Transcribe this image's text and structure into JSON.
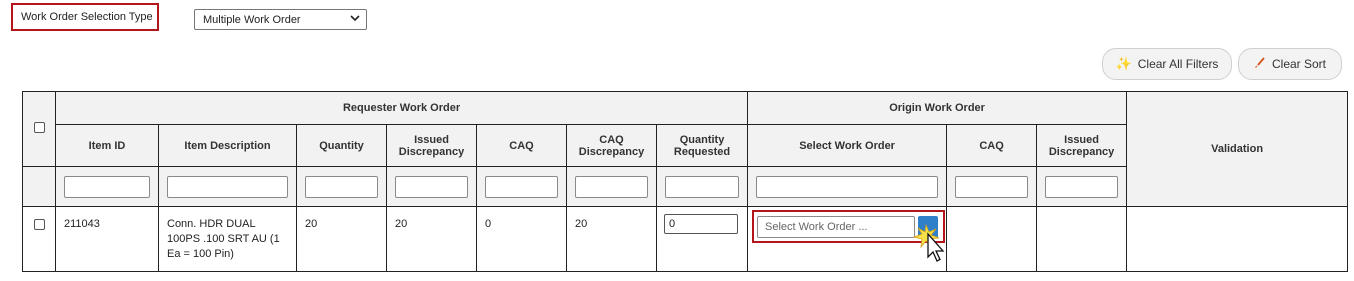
{
  "selection_type": {
    "label": "Work Order Selection Type",
    "value": "Multiple Work Order"
  },
  "toolbar": {
    "clear_filters_label": "Clear All Filters",
    "clear_sort_label": "Clear Sort"
  },
  "table": {
    "group_headers": {
      "requester": "Requester Work Order",
      "origin": "Origin Work Order",
      "validation": "Validation"
    },
    "columns": {
      "item_id": "Item ID",
      "item_description": "Item Description",
      "quantity": "Quantity",
      "issued_discrepancy": "Issued Discrepancy",
      "caq": "CAQ",
      "caq_discrepancy": "CAQ Discrepancy",
      "quantity_requested": "Quantity Requested",
      "select_work_order": "Select Work Order",
      "origin_caq": "CAQ",
      "origin_issued_discrepancy": "Issued Discrepancy"
    },
    "rows": [
      {
        "item_id": "211043",
        "item_description": "Conn. HDR DUAL 100PS .100 SRT AU (1 Ea = 100 Pin)",
        "quantity": "20",
        "issued_discrepancy": "20",
        "caq": "0",
        "caq_discrepancy": "20",
        "quantity_requested": "0",
        "select_work_order_placeholder": "Select Work Order ...",
        "origin_caq": "",
        "origin_issued_discrepancy": "",
        "validation": ""
      }
    ]
  },
  "colors": {
    "highlight_border": "#b3151b",
    "picker_button": "#2f7fc9",
    "header_bg": "#f2f2f2"
  },
  "icons": {
    "clear_filters": "sparkle-icon",
    "clear_sort": "brush-icon",
    "select_chevron": "chevron-down-icon",
    "cursor": "mouse-cursor-icon"
  }
}
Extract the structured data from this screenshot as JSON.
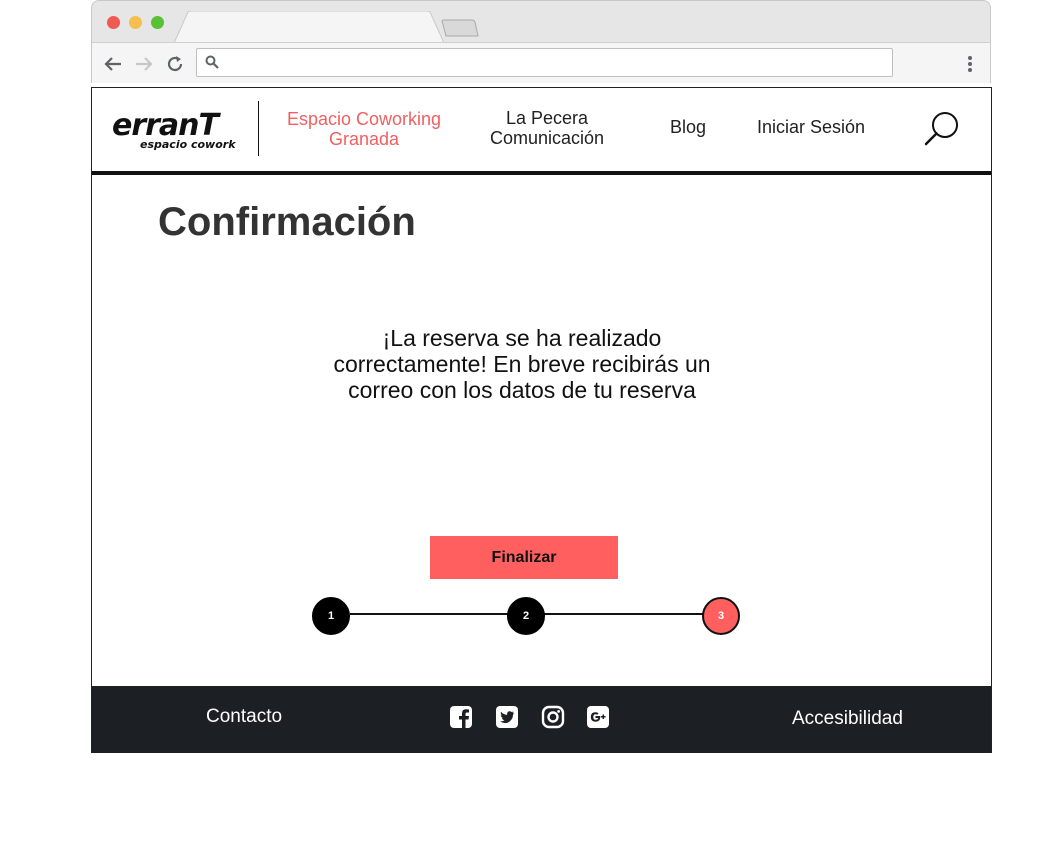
{
  "browser": {
    "address_value": "",
    "icons": [
      "back-arrow-icon",
      "forward-arrow-icon",
      "reload-icon",
      "search-icon",
      "menu-dots-icon"
    ]
  },
  "header": {
    "logo_text": "erranT",
    "logo_subtext": "espacio cowork",
    "nav": {
      "coworking_line1": "Espacio Coworking",
      "coworking_line2": "Granada",
      "pecera_line1": "La Pecera",
      "pecera_line2": "Comunicación",
      "blog": "Blog",
      "login": "Iniciar Sesión"
    }
  },
  "main": {
    "title": "Confirmación",
    "message": "¡La reserva se ha realizado correctamente! En breve recibirás un correo con los datos de tu reserva",
    "finish_button": "Finalizar",
    "steps": [
      "1",
      "2",
      "3"
    ],
    "current_step": 3
  },
  "footer": {
    "contact": "Contacto",
    "accessibility": "Accesibilidad",
    "social_icons": [
      "facebook-icon",
      "twitter-icon",
      "instagram-icon",
      "google-plus-icon"
    ]
  },
  "colors": {
    "accent": "#ff5f5f",
    "active_nav": "#f06060",
    "footer_bg": "#1c1f24",
    "text_dark": "#333333"
  }
}
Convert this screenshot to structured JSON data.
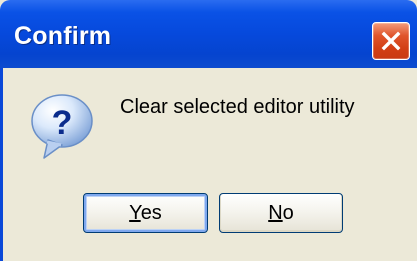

Task: Begin with the line containing "Extract the structured" and end with the final line of the data, printing those lines exactly and only; pictures are left out.

Result below:
Extract the structured data from this screenshot as JSON.
{
  "browser": {
    "address_value": "",
    "icons": [
      "back-arrow-icon",
      "forward-arrow-icon",
      "reload-icon",
      "search-icon",
      "menu-dots-icon"
    ]
  },
  "header": {
    "logo_text": "erranT",
    "logo_subtext": "espacio cowork",
    "nav": {
      "coworking_line1": "Espacio Coworking",
      "coworking_line2": "Granada",
      "pecera_line1": "La Pecera",
      "pecera_line2": "Comunicación",
      "blog": "Blog",
      "login": "Iniciar Sesión"
    }
  },
  "main": {
    "title": "Confirmación",
    "message": "¡La reserva se ha realizado correctamente! En breve recibirás un correo con los datos de tu reserva",
    "finish_button": "Finalizar",
    "steps": [
      "1",
      "2",
      "3"
    ],
    "current_step": 3
  },
  "footer": {
    "contact": "Contacto",
    "accessibility": "Accesibilidad",
    "social_icons": [
      "facebook-icon",
      "twitter-icon",
      "instagram-icon",
      "google-plus-icon"
    ]
  },
  "colors": {
    "accent": "#ff5f5f",
    "active_nav": "#f06060",
    "footer_bg": "#1c1f24",
    "text_dark": "#333333"
  }
}
Convert this screenshot to structured JSON data.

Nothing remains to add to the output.